<<<<
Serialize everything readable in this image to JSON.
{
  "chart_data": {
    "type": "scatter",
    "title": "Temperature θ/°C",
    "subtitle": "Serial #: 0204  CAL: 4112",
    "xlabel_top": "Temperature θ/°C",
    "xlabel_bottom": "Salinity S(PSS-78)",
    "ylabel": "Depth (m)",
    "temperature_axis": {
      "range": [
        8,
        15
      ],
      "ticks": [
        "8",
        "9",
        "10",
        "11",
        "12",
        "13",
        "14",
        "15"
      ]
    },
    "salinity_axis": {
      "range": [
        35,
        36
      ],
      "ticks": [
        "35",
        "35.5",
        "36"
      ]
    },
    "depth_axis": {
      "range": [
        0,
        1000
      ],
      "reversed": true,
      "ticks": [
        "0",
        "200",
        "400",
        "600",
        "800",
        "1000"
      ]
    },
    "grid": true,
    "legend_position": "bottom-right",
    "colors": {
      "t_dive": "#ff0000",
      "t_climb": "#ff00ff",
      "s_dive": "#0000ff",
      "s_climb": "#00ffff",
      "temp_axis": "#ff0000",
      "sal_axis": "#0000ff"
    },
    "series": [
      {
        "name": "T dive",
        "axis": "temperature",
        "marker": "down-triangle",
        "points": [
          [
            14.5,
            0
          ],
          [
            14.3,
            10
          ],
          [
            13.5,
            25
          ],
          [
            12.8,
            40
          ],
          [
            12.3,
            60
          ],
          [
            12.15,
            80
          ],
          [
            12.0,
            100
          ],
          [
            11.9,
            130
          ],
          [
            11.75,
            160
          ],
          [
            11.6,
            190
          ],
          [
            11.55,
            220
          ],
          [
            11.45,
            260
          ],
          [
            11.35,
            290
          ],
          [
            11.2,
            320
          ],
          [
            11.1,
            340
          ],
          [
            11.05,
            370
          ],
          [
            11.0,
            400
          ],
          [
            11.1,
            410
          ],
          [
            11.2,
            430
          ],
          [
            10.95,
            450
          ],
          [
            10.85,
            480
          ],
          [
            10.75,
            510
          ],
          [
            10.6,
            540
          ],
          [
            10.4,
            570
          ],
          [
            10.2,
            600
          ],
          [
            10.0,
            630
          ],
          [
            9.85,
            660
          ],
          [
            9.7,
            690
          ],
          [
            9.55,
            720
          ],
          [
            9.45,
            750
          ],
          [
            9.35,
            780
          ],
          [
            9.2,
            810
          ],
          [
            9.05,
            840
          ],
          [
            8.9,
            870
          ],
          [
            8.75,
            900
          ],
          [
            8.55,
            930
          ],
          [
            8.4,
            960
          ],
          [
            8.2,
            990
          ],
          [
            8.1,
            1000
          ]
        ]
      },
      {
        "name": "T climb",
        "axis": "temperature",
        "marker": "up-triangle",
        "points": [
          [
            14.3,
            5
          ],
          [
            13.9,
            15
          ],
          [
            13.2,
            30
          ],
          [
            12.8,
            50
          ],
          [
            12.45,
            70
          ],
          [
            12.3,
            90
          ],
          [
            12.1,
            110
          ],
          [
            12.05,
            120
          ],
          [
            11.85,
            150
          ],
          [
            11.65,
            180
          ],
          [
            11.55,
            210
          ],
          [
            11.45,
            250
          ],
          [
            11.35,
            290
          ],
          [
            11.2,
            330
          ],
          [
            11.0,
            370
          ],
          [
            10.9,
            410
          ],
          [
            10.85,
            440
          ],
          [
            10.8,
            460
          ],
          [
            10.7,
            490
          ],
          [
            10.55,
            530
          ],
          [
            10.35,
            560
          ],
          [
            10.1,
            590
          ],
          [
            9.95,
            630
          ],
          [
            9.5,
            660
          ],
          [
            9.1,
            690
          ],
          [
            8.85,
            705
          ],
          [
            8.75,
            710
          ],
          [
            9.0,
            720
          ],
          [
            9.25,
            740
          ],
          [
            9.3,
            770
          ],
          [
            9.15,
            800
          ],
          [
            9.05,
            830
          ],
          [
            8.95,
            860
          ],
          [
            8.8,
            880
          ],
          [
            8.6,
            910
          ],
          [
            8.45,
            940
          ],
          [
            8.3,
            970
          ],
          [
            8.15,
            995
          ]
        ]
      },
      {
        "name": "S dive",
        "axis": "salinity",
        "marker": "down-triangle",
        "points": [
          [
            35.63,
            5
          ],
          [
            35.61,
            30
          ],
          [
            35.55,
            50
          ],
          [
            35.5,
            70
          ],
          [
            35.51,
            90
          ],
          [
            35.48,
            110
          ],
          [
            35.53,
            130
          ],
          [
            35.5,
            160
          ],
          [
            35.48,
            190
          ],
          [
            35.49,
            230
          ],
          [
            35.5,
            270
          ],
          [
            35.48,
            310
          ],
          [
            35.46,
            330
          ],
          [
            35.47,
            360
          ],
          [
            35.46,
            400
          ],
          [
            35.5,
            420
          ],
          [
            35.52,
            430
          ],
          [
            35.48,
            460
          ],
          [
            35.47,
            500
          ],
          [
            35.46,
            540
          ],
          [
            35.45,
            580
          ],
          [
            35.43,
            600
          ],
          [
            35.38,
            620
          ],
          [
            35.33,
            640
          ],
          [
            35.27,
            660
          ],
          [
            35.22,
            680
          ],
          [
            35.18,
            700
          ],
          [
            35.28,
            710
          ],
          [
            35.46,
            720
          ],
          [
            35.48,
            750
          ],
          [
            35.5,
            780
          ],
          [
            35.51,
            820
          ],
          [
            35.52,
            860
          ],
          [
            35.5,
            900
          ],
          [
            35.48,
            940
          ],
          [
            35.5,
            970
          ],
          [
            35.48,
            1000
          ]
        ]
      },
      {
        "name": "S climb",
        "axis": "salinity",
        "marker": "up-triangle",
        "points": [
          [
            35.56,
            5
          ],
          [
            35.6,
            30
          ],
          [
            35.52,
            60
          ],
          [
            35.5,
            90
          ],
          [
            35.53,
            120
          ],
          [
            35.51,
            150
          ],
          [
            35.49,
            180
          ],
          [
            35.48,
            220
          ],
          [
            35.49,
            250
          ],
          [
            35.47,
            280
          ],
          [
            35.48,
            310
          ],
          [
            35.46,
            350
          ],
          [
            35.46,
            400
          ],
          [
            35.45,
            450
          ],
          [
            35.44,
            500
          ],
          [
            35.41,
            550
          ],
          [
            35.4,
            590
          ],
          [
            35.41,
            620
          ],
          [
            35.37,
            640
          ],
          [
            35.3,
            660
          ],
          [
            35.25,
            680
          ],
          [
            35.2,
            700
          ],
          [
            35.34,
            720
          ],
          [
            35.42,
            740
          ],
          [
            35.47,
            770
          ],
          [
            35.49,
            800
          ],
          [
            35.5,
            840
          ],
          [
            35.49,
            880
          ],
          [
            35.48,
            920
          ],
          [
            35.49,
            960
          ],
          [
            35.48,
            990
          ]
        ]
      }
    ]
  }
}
>>>>
Repeat the records above exactly, leaving none out.

> [SOLVED PROBLEM]:
Serialize everything readable in this image to JSON.
{
  "chart_data": {
    "type": "scatter",
    "title": "Temperature θ/°C",
    "subtitle": "Serial #: 0204  CAL: 4112",
    "xlabel_top": "Temperature θ/°C",
    "xlabel_bottom": "Salinity S(PSS-78)",
    "ylabel": "Depth (m)",
    "temperature_axis": {
      "range": [
        8,
        15
      ],
      "ticks": [
        "8",
        "9",
        "10",
        "11",
        "12",
        "13",
        "14",
        "15"
      ]
    },
    "salinity_axis": {
      "range": [
        35,
        36
      ],
      "ticks": [
        "35",
        "35.5",
        "36"
      ]
    },
    "depth_axis": {
      "range": [
        0,
        1000
      ],
      "reversed": true,
      "ticks": [
        "0",
        "200",
        "400",
        "600",
        "800",
        "1000"
      ]
    },
    "grid": true,
    "legend_position": "bottom-right",
    "colors": {
      "t_dive": "#ff0000",
      "t_climb": "#ff00ff",
      "s_dive": "#0000ff",
      "s_climb": "#00ffff",
      "temp_axis": "#ff0000",
      "sal_axis": "#0000ff"
    },
    "series": [
      {
        "name": "T dive",
        "axis": "temperature",
        "marker": "down-triangle",
        "points": [
          [
            14.5,
            0
          ],
          [
            14.3,
            10
          ],
          [
            13.5,
            25
          ],
          [
            12.8,
            40
          ],
          [
            12.3,
            60
          ],
          [
            12.15,
            80
          ],
          [
            12.0,
            100
          ],
          [
            11.9,
            130
          ],
          [
            11.75,
            160
          ],
          [
            11.6,
            190
          ],
          [
            11.55,
            220
          ],
          [
            11.45,
            260
          ],
          [
            11.35,
            290
          ],
          [
            11.2,
            320
          ],
          [
            11.1,
            340
          ],
          [
            11.05,
            370
          ],
          [
            11.0,
            400
          ],
          [
            11.1,
            410
          ],
          [
            11.2,
            430
          ],
          [
            10.95,
            450
          ],
          [
            10.85,
            480
          ],
          [
            10.75,
            510
          ],
          [
            10.6,
            540
          ],
          [
            10.4,
            570
          ],
          [
            10.2,
            600
          ],
          [
            10.0,
            630
          ],
          [
            9.85,
            660
          ],
          [
            9.7,
            690
          ],
          [
            9.55,
            720
          ],
          [
            9.45,
            750
          ],
          [
            9.35,
            780
          ],
          [
            9.2,
            810
          ],
          [
            9.05,
            840
          ],
          [
            8.9,
            870
          ],
          [
            8.75,
            900
          ],
          [
            8.55,
            930
          ],
          [
            8.4,
            960
          ],
          [
            8.2,
            990
          ],
          [
            8.1,
            1000
          ]
        ]
      },
      {
        "name": "T climb",
        "axis": "temperature",
        "marker": "up-triangle",
        "points": [
          [
            14.3,
            5
          ],
          [
            13.9,
            15
          ],
          [
            13.2,
            30
          ],
          [
            12.8,
            50
          ],
          [
            12.45,
            70
          ],
          [
            12.3,
            90
          ],
          [
            12.1,
            110
          ],
          [
            12.05,
            120
          ],
          [
            11.85,
            150
          ],
          [
            11.65,
            180
          ],
          [
            11.55,
            210
          ],
          [
            11.45,
            250
          ],
          [
            11.35,
            290
          ],
          [
            11.2,
            330
          ],
          [
            11.0,
            370
          ],
          [
            10.9,
            410
          ],
          [
            10.85,
            440
          ],
          [
            10.8,
            460
          ],
          [
            10.7,
            490
          ],
          [
            10.55,
            530
          ],
          [
            10.35,
            560
          ],
          [
            10.1,
            590
          ],
          [
            9.95,
            630
          ],
          [
            9.5,
            660
          ],
          [
            9.1,
            690
          ],
          [
            8.85,
            705
          ],
          [
            8.75,
            710
          ],
          [
            9.0,
            720
          ],
          [
            9.25,
            740
          ],
          [
            9.3,
            770
          ],
          [
            9.15,
            800
          ],
          [
            9.05,
            830
          ],
          [
            8.95,
            860
          ],
          [
            8.8,
            880
          ],
          [
            8.6,
            910
          ],
          [
            8.45,
            940
          ],
          [
            8.3,
            970
          ],
          [
            8.15,
            995
          ]
        ]
      },
      {
        "name": "S dive",
        "axis": "salinity",
        "marker": "down-triangle",
        "points": [
          [
            35.63,
            5
          ],
          [
            35.61,
            30
          ],
          [
            35.55,
            50
          ],
          [
            35.5,
            70
          ],
          [
            35.51,
            90
          ],
          [
            35.48,
            110
          ],
          [
            35.53,
            130
          ],
          [
            35.5,
            160
          ],
          [
            35.48,
            190
          ],
          [
            35.49,
            230
          ],
          [
            35.5,
            270
          ],
          [
            35.48,
            310
          ],
          [
            35.46,
            330
          ],
          [
            35.47,
            360
          ],
          [
            35.46,
            400
          ],
          [
            35.5,
            420
          ],
          [
            35.52,
            430
          ],
          [
            35.48,
            460
          ],
          [
            35.47,
            500
          ],
          [
            35.46,
            540
          ],
          [
            35.45,
            580
          ],
          [
            35.43,
            600
          ],
          [
            35.38,
            620
          ],
          [
            35.33,
            640
          ],
          [
            35.27,
            660
          ],
          [
            35.22,
            680
          ],
          [
            35.18,
            700
          ],
          [
            35.28,
            710
          ],
          [
            35.46,
            720
          ],
          [
            35.48,
            750
          ],
          [
            35.5,
            780
          ],
          [
            35.51,
            820
          ],
          [
            35.52,
            860
          ],
          [
            35.5,
            900
          ],
          [
            35.48,
            940
          ],
          [
            35.5,
            970
          ],
          [
            35.48,
            1000
          ]
        ]
      },
      {
        "name": "S climb",
        "axis": "salinity",
        "marker": "up-triangle",
        "points": [
          [
            35.56,
            5
          ],
          [
            35.6,
            30
          ],
          [
            35.52,
            60
          ],
          [
            35.5,
            90
          ],
          [
            35.53,
            120
          ],
          [
            35.51,
            150
          ],
          [
            35.49,
            180
          ],
          [
            35.48,
            220
          ],
          [
            35.49,
            250
          ],
          [
            35.47,
            280
          ],
          [
            35.48,
            310
          ],
          [
            35.46,
            350
          ],
          [
            35.46,
            400
          ],
          [
            35.45,
            450
          ],
          [
            35.44,
            500
          ],
          [
            35.41,
            550
          ],
          [
            35.4,
            590
          ],
          [
            35.41,
            620
          ],
          [
            35.37,
            640
          ],
          [
            35.3,
            660
          ],
          [
            35.25,
            680
          ],
          [
            35.2,
            700
          ],
          [
            35.34,
            720
          ],
          [
            35.42,
            740
          ],
          [
            35.47,
            770
          ],
          [
            35.49,
            800
          ],
          [
            35.5,
            840
          ],
          [
            35.49,
            880
          ],
          [
            35.48,
            920
          ],
          [
            35.49,
            960
          ],
          [
            35.48,
            990
          ]
        ]
      }
    ]
  }
}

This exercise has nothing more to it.